Exactly how many lines have the word "Greenaway"? Answer with the bare number.

**Dataset entries:**

────────────────────

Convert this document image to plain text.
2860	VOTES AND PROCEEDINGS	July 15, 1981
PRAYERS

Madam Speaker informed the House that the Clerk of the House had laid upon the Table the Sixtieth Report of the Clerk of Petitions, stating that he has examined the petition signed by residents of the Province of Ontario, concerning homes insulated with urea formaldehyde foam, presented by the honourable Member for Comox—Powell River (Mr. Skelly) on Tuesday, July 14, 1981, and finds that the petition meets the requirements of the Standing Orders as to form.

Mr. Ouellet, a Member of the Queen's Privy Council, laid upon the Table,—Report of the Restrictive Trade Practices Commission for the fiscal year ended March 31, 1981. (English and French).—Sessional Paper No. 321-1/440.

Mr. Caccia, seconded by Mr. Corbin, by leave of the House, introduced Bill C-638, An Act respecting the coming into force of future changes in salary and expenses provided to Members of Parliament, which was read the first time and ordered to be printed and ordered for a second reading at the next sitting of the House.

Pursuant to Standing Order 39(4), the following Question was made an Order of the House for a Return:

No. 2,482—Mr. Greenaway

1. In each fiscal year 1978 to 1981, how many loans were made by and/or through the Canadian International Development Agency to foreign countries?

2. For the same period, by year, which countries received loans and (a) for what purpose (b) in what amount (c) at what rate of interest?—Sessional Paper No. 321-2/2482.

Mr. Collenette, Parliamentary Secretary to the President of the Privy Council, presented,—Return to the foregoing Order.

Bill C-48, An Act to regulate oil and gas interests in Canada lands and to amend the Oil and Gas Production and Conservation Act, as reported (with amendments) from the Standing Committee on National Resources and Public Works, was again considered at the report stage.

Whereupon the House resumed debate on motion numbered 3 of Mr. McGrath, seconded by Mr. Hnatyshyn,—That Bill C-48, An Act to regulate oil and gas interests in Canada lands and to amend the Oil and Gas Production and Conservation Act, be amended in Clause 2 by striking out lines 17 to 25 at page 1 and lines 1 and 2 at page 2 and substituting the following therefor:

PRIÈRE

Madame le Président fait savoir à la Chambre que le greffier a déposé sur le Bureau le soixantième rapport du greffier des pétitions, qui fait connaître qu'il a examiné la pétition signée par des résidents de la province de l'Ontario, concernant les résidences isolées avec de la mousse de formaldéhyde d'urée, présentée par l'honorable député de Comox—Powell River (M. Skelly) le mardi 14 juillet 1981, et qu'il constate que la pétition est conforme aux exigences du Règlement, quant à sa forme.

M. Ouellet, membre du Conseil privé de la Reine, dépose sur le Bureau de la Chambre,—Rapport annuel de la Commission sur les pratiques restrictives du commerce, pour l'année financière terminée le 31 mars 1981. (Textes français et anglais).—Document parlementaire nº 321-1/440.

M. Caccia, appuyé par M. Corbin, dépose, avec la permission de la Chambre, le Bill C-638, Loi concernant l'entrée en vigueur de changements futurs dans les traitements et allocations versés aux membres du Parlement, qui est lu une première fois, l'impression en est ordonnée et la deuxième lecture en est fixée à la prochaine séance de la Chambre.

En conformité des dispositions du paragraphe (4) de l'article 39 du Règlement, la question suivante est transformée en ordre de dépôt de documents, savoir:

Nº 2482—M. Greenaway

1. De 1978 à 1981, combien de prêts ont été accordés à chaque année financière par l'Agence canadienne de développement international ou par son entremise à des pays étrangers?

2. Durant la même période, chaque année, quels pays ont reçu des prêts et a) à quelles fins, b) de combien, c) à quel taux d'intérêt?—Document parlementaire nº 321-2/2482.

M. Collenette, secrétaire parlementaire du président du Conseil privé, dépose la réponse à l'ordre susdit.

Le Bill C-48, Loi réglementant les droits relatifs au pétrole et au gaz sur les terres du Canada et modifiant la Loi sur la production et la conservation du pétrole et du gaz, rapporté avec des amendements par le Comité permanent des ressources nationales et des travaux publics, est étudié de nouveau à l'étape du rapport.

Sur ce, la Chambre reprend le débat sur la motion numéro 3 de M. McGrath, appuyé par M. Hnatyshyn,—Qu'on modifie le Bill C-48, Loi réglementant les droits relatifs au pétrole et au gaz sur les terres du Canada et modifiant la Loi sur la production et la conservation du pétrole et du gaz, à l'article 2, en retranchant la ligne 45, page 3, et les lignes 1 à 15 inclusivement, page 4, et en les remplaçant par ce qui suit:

────────────────────

**OUTPUT BELOW:**
2